____ Provided information
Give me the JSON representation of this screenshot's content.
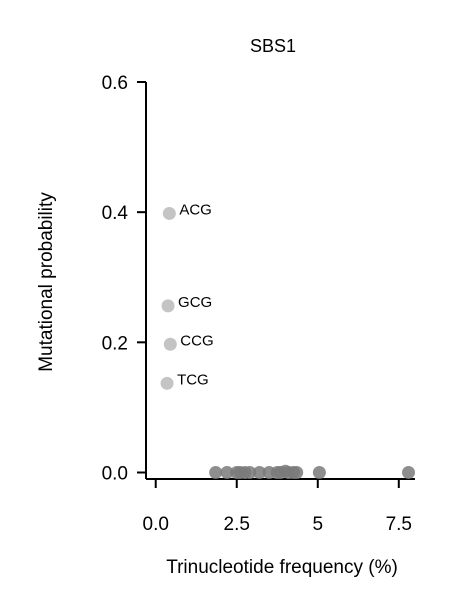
{
  "chart_data": {
    "type": "scatter",
    "title": "SBS1",
    "xlabel": "Trinucleotide frequency (%)",
    "ylabel": "Mutational probability",
    "xlim": [
      -0.3,
      8.0
    ],
    "ylim": [
      -0.01,
      0.6
    ],
    "xticks": [
      0.0,
      2.5,
      5.0,
      7.5
    ],
    "xtick_labels": [
      "0.0",
      "2.5",
      "5",
      "7.5"
    ],
    "yticks": [
      0.0,
      0.2,
      0.4,
      0.6
    ],
    "ytick_labels": [
      "0.0",
      "0.2",
      "0.4",
      "0.6"
    ],
    "grid": false,
    "legend": "none",
    "colors": {
      "highlighted": "#c4c4c4",
      "other": "#7a7a7a"
    },
    "highlighted_points": [
      {
        "label": "ACG",
        "x": 0.42,
        "y": 0.398
      },
      {
        "label": "GCG",
        "x": 0.38,
        "y": 0.256
      },
      {
        "label": "CCG",
        "x": 0.45,
        "y": 0.197
      },
      {
        "label": "TCG",
        "x": 0.35,
        "y": 0.137
      }
    ],
    "other_points": [
      {
        "x": 1.85,
        "y": 0.0
      },
      {
        "x": 2.2,
        "y": 0.0
      },
      {
        "x": 2.5,
        "y": 0.0
      },
      {
        "x": 2.6,
        "y": 0.0
      },
      {
        "x": 2.75,
        "y": 0.0
      },
      {
        "x": 2.9,
        "y": 0.0
      },
      {
        "x": 3.2,
        "y": 0.0
      },
      {
        "x": 3.5,
        "y": 0.0
      },
      {
        "x": 3.75,
        "y": 0.0
      },
      {
        "x": 3.85,
        "y": 0.0
      },
      {
        "x": 4.0,
        "y": 0.002
      },
      {
        "x": 4.1,
        "y": 0.0
      },
      {
        "x": 4.25,
        "y": 0.0
      },
      {
        "x": 4.35,
        "y": 0.0
      },
      {
        "x": 5.05,
        "y": 0.0
      },
      {
        "x": 7.8,
        "y": 0.0
      }
    ]
  }
}
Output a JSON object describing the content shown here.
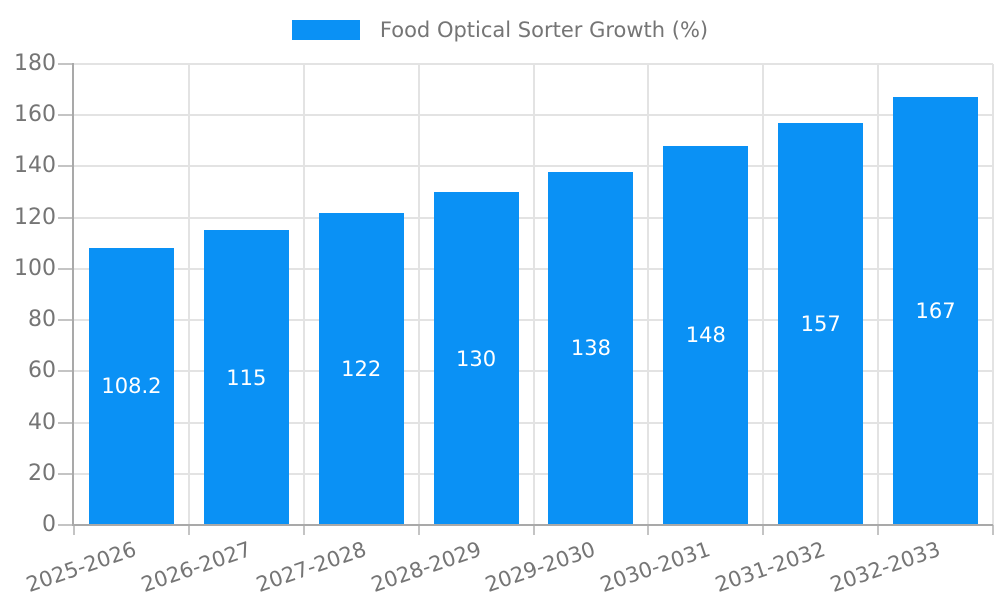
{
  "chart_data": {
    "type": "bar",
    "title": "Food Optical Sorter Growth (%)",
    "categories": [
      "2025-2026",
      "2026-2027",
      "2027-2028",
      "2028-2029",
      "2029-2030",
      "2030-2031",
      "2031-2032",
      "2032-2033"
    ],
    "values": [
      108.2,
      115,
      122,
      130,
      138,
      148,
      157,
      167
    ],
    "value_labels": [
      "108.2",
      "115",
      "122",
      "130",
      "138",
      "148",
      "157",
      "167"
    ],
    "xlabel": "",
    "ylabel": "",
    "ylim": [
      0,
      180
    ],
    "ytick_step": 20,
    "ytick_labels": [
      "0",
      "20",
      "40",
      "60",
      "80",
      "100",
      "120",
      "140",
      "160",
      "180"
    ],
    "grid": true,
    "legend_position": "top",
    "colors": {
      "bar": "#0a91f5",
      "bar_label_text": "#ffffff",
      "gridline": "#e3e3e3",
      "axis_line": "#a9a9a9",
      "tick_mark": "#c4c4c4",
      "label_text": "#757575",
      "background": "#ffffff"
    }
  }
}
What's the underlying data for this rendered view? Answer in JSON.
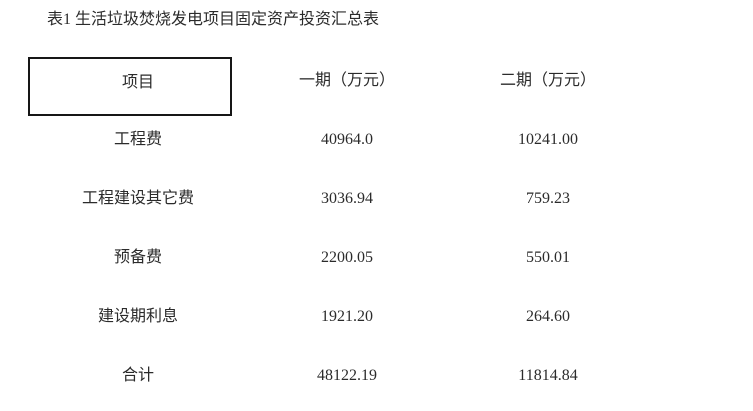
{
  "page": {
    "title": "表1 生活垃圾焚烧发电项目固定资产投资汇总表"
  },
  "table": {
    "columns": [
      "项目",
      "一期（万元）",
      "二期（万元）"
    ],
    "rows": [
      {
        "item": "工程费",
        "phase1": "40964.0",
        "phase2": "10241.00"
      },
      {
        "item": "工程建设其它费",
        "phase1": "3036.94",
        "phase2": "759.23"
      },
      {
        "item": "预备费",
        "phase1": "2200.05",
        "phase2": "550.01"
      },
      {
        "item": "建设期利息",
        "phase1": "1921.20",
        "phase2": "264.60"
      },
      {
        "item": "合计",
        "phase1": "48122.19",
        "phase2": "11814.84"
      }
    ]
  },
  "colors": {
    "background": "#ffffff",
    "text": "#2b2b2b",
    "header_box_border": "#161616"
  }
}
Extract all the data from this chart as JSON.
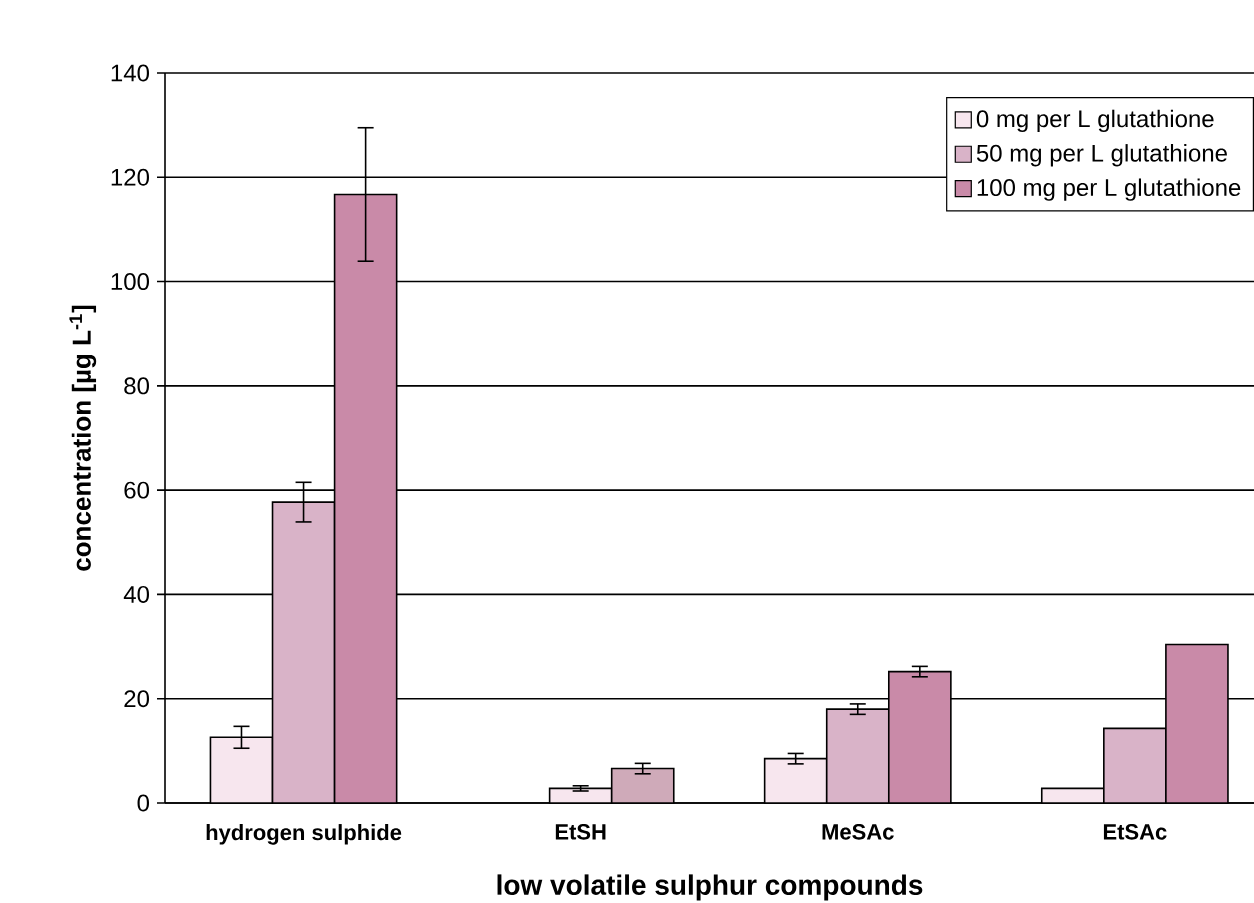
{
  "chart_data": {
    "type": "bar",
    "xlabel": "low volatile sulphur compounds",
    "ylabel": "concentration [µg L$^{-1}$]",
    "categories": [
      "hydrogen sulphide",
      "EtSH",
      "MeSAc",
      "EtSAc"
    ],
    "series": [
      {
        "name": "0 mg per L glutathione",
        "color": "#f7e6ee",
        "values": [
          12.6,
          null,
          8.5,
          2.8
        ],
        "errors": [
          2.1,
          null,
          1.0,
          null
        ]
      },
      {
        "name": "50 mg per L glutathione",
        "color": "#d9b3c8",
        "colors": [
          "#d9b3c8",
          "#f7e6ee",
          "#d9b3c8",
          "#d9b3c8"
        ],
        "values": [
          57.7,
          2.8,
          18.0,
          14.3
        ],
        "errors": [
          3.8,
          0.5,
          1.0,
          null
        ]
      },
      {
        "name": "100 mg per L glutathione",
        "color": "#c98aa8",
        "colors": [
          "#c98aa8",
          "#cfaab9",
          "#c98aa8",
          "#c98aa8"
        ],
        "values": [
          116.7,
          6.6,
          25.2,
          30.4
        ],
        "errors": [
          12.8,
          1.0,
          1.0,
          null
        ]
      }
    ],
    "ylim": [
      0,
      140
    ],
    "yticks": [
      0,
      20,
      40,
      60,
      80,
      100,
      120,
      140
    ],
    "grid": "y",
    "legend": "top right"
  }
}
________
Problem description. Copy the entries above faithfully and omit every image.

Completed task.
Give me the JSON representation of this screenshot's content.
{
  "chart_data": {
    "type": "scatter",
    "title": "SBS1",
    "xlabel": "Trinucleotide frequency (%)",
    "ylabel": "Mutational probability",
    "xlim": [
      -0.3,
      8.0
    ],
    "ylim": [
      -0.01,
      0.6
    ],
    "xticks": [
      0.0,
      2.5,
      5.0,
      7.5
    ],
    "xtick_labels": [
      "0.0",
      "2.5",
      "5",
      "7.5"
    ],
    "yticks": [
      0.0,
      0.2,
      0.4,
      0.6
    ],
    "ytick_labels": [
      "0.0",
      "0.2",
      "0.4",
      "0.6"
    ],
    "grid": false,
    "legend": "none",
    "colors": {
      "highlighted": "#c4c4c4",
      "other": "#7a7a7a"
    },
    "highlighted_points": [
      {
        "label": "ACG",
        "x": 0.42,
        "y": 0.398
      },
      {
        "label": "GCG",
        "x": 0.38,
        "y": 0.256
      },
      {
        "label": "CCG",
        "x": 0.45,
        "y": 0.197
      },
      {
        "label": "TCG",
        "x": 0.35,
        "y": 0.137
      }
    ],
    "other_points": [
      {
        "x": 1.85,
        "y": 0.0
      },
      {
        "x": 2.2,
        "y": 0.0
      },
      {
        "x": 2.5,
        "y": 0.0
      },
      {
        "x": 2.6,
        "y": 0.0
      },
      {
        "x": 2.75,
        "y": 0.0
      },
      {
        "x": 2.9,
        "y": 0.0
      },
      {
        "x": 3.2,
        "y": 0.0
      },
      {
        "x": 3.5,
        "y": 0.0
      },
      {
        "x": 3.75,
        "y": 0.0
      },
      {
        "x": 3.85,
        "y": 0.0
      },
      {
        "x": 4.0,
        "y": 0.002
      },
      {
        "x": 4.1,
        "y": 0.0
      },
      {
        "x": 4.25,
        "y": 0.0
      },
      {
        "x": 4.35,
        "y": 0.0
      },
      {
        "x": 5.05,
        "y": 0.0
      },
      {
        "x": 7.8,
        "y": 0.0
      }
    ]
  }
}
Output a JSON object describing the content shown here.
{
  "chart_data": {
    "type": "bar",
    "title": "Food Optical Sorter Growth (%)",
    "categories": [
      "2025-2026",
      "2026-2027",
      "2027-2028",
      "2028-2029",
      "2029-2030",
      "2030-2031",
      "2031-2032",
      "2032-2033"
    ],
    "values": [
      108.2,
      115,
      122,
      130,
      138,
      148,
      157,
      167
    ],
    "value_labels": [
      "108.2",
      "115",
      "122",
      "130",
      "138",
      "148",
      "157",
      "167"
    ],
    "xlabel": "",
    "ylabel": "",
    "ylim": [
      0,
      180
    ],
    "ytick_step": 20,
    "ytick_labels": [
      "0",
      "20",
      "40",
      "60",
      "80",
      "100",
      "120",
      "140",
      "160",
      "180"
    ],
    "grid": true,
    "legend_position": "top",
    "colors": {
      "bar": "#0a91f5",
      "bar_label_text": "#ffffff",
      "gridline": "#e3e3e3",
      "axis_line": "#a9a9a9",
      "tick_mark": "#c4c4c4",
      "label_text": "#757575",
      "background": "#ffffff"
    }
  }
}
What's the underlying data for this rendered view? Answer in JSON.
{
  "page": {
    "title": "表1 生活垃圾焚烧发电项目固定资产投资汇总表"
  },
  "table": {
    "columns": [
      "项目",
      "一期（万元）",
      "二期（万元）"
    ],
    "rows": [
      {
        "item": "工程费",
        "phase1": "40964.0",
        "phase2": "10241.00"
      },
      {
        "item": "工程建设其它费",
        "phase1": "3036.94",
        "phase2": "759.23"
      },
      {
        "item": "预备费",
        "phase1": "2200.05",
        "phase2": "550.01"
      },
      {
        "item": "建设期利息",
        "phase1": "1921.20",
        "phase2": "264.60"
      },
      {
        "item": "合计",
        "phase1": "48122.19",
        "phase2": "11814.84"
      }
    ]
  },
  "colors": {
    "background": "#ffffff",
    "text": "#2b2b2b",
    "header_box_border": "#161616"
  }
}
Extract all the data from this chart as JSON.
{
  "chart_data": {
    "type": "bar",
    "xlabel": "low volatile sulphur compounds",
    "ylabel": "concentration [µg L$^{-1}$]",
    "categories": [
      "hydrogen sulphide",
      "EtSH",
      "MeSAc",
      "EtSAc"
    ],
    "series": [
      {
        "name": "0 mg per L glutathione",
        "color": "#f7e6ee",
        "values": [
          12.6,
          null,
          8.5,
          2.8
        ],
        "errors": [
          2.1,
          null,
          1.0,
          null
        ]
      },
      {
        "name": "50 mg per L glutathione",
        "color": "#d9b3c8",
        "colors": [
          "#d9b3c8",
          "#f7e6ee",
          "#d9b3c8",
          "#d9b3c8"
        ],
        "values": [
          57.7,
          2.8,
          18.0,
          14.3
        ],
        "errors": [
          3.8,
          0.5,
          1.0,
          null
        ]
      },
      {
        "name": "100 mg per L glutathione",
        "color": "#c98aa8",
        "colors": [
          "#c98aa8",
          "#cfaab9",
          "#c98aa8",
          "#c98aa8"
        ],
        "values": [
          116.7,
          6.6,
          25.2,
          30.4
        ],
        "errors": [
          12.8,
          1.0,
          1.0,
          null
        ]
      }
    ],
    "ylim": [
      0,
      140
    ],
    "yticks": [
      0,
      20,
      40,
      60,
      80,
      100,
      120,
      140
    ],
    "grid": "y",
    "legend": "top right"
  }
}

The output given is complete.